### 抜粋
====
この記事のように「副業・兼業解禁へ」と言われると、
副業・兼業が法律で禁止されているように感じてしまいます。

大前提として、副業・兼業を禁止する法律はありませんし、
憲法22条で職業選択の自由が保証されています

※補足:公務員等の方は副業・兼業は法律で禁止されています。ご注意を。

ですから、「副業・兼業解禁へ」という表現自体がタテマエ的にはおかしな話なのです。
しかし、サラリーマンの方は感じていると思いますが、
実際のところは副業禁止されていますよね?

実は、9割以上の会社の就業規則には副業を禁止する規定があるのです。
就業規則を違反すると懲戒処分を受ける可能性がありますから、
怖くて副業なんてできないというのが実態でしょう。

※この副業禁止の解釈や心構えは
 以前の記事にまとめてありますのでご覧ください。
参考)サラリーマン副業のススメ②-副業するときの注意事項
   https://www.y-chohobu.com/archives/815
参考)サラリーマン副業のススメ③-副業するときのリスク
   https://www.y-chohobu.com/archives/832

つまり、今回検討されるのは、タテマエではなく実態的な部分で検討するということなのです。

●副業を解禁する企業が徐々に増えてきている

もともと企業が副業を禁止している理由は、
「会社に損害がでないようにしたい」ということでしょう。

勤務時間中は心身ともに万全な状態で働いてもらいたいし、
会社の信用を損ねたり、技術流出や情報漏えいの原因になりかねないと考えれば、
禁止したいと思うのは当然かもしれません。

しかし、状況は少しずつ変わってきているようです。

【製薬メーカー大手ロート製薬の場合】

製薬メーカー大手のロート製薬が今年2月に斬新な発表をしました。
メディアなどでも大きく取り上げられたので知っている方も多いのではないでしょうか。

その内容は、「社外チャレンジワーク」という制度で副業・兼業を認めるというものです。
この制度を導入した理由は、「社員が副業によって得た経験や発想がほしい」ということです。

制度化するにあたって当然副業・兼業の懸念やリスクも考慮されたようですが、
「兼業解禁のよるリスクを過度に恐れるよりも1つの仕事、1つの会社の枠にしばることで
失われるものやリスクこそ懸念した方がよいと判断しました」とのこと。

その他にも、グループウェアを開発するIT企業サイボウズや
プリンターの富士ゼロックスなど以前から副業を解禁しており、
その成果も上がってきているようです。

●企業が副業解禁する背景

このような企業の動きには、大きく3つの背景があると思います。

①とにかく人手不足

労働力人口も減少してきていますから実質的に人手不足が続いていることに加えて、
特定の技能を持つ専門職などにおいては、引っ張り凧状態です。
専門性の高いIT業界などでは副業でも在宅でもいいから手伝ってほしいという状況です。
====
### 収集資料
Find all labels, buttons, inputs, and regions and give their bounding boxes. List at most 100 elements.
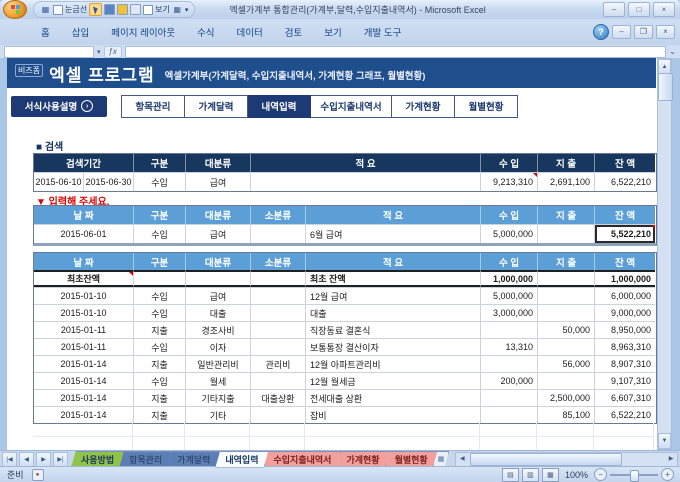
====
### 作成するもの
副業解禁についての文章を、最後に示された文の後から書き継ぐこと。

### 解答例
②とにかくイノベーションしたい

長期間のデフレの影響もあり、あらゆる市場が飽和状態で
新たなニーズを作り出さないと生き残れないと言われて久しいですが、
実際にイノベーションに成功した企業は一握りでしょう。
なぜイノベーションが起きないのかを考えると、
同じ社内に閉じこもった社員同士でいくら考えても新しい発想が生まれてこない
ということに気がつき始めたのでしょう。

③とにかく副業の幅が増えた

インターネットやスマホの普及により、ちょっとした空き時間にバイトができたり、
アフィリエイトやクラウドソーシングのように
不特定多数に簡単に業務委託できるようになってきています。
特に副業を意識せずに自然と始めてしまっているケースも少なくないでしょう。

こうした背景から、1社に捉われない多様な働き方を認める傾向が
徐々に強まってきていると言えると思います。

●具体的に検討するとなると問題も多い

多様な働き方、副業・兼業OKというニーズが高まってきている状況ではありますが、
社会保障の面から見ると、意外と問題が大きいことがわかります。

例えば、2つの会社で兼業している人がいるとします。
労働時間は合計で週40時間で、合計の労働時間は
一般の会社員と変わらないものとします。

この場合、社会保険はどちらの会社で加入するのでしょうか?
どちらかの会社または両方の会社で社員として雇用されているのであれば、
所定の手続きでどちらか一方の会社で加入します。

しかし、両方の会社でパートとして雇用されていた場合は問題が生じます。

パートの場合、一般的に1週間の所定労働時間が30時間以上であれば社会保険に加入されるのですが、
それぞれ週20時間ずつ働いた場合、どちらの会社から見ても加入条件を満たさないため、
会社が社会保険料を負担することはありません。
つまり、合計の労働時間は一般の会社員と変わらないのに
社会保険に加入できない可能性
があるのです。

「それなら週15時間とかに加入条件を引き下げれば?」と言いたいところですが、
それはそれで必要以上に加入者を増やすことになりかねません。
これには企業側も反対するでしょう。

●大切なのは制度の柔軟性

このように副業・兼業を推進しようとすると、様々な制度設計を見直す必要がでてくるわけです。
とは言え、副業・兼業のニーズは今後とも高まっていくでしょうし、
制度を見直さずにこのまま続けていくことも難しいでしょう。

以前の記事でご紹介した「106万円の壁」のように
変わりつつある社会保険制度とも整合性を考えなくてはなりません。

参考)扶養控除に新たな壁!106万円の壁って?
   https://www.y-chohobu.com/archives/1166

そのような多様なニーズに合わせて
どこまで柔軟な制度にできるかが大切になってくるものと思います。

以上、いかがでしたでしょうか。

副業・兼業解禁に向けて検討が始りますが、
実際に解禁されるまでには意外と多くの問題があります。

一般的に社会保障などの大きな制度変更を検討すると、
得する人・損する人が生まれてきますので、結局着手できずに頓挫してしまいがちです。
ですから、副業・兼業の解禁が実現されるまで、
しっかりと関心を持ち続けることが一番大切なことかもしれませんね。

さて、今回はこれで終了となります。
次回も宜しくお願い致します。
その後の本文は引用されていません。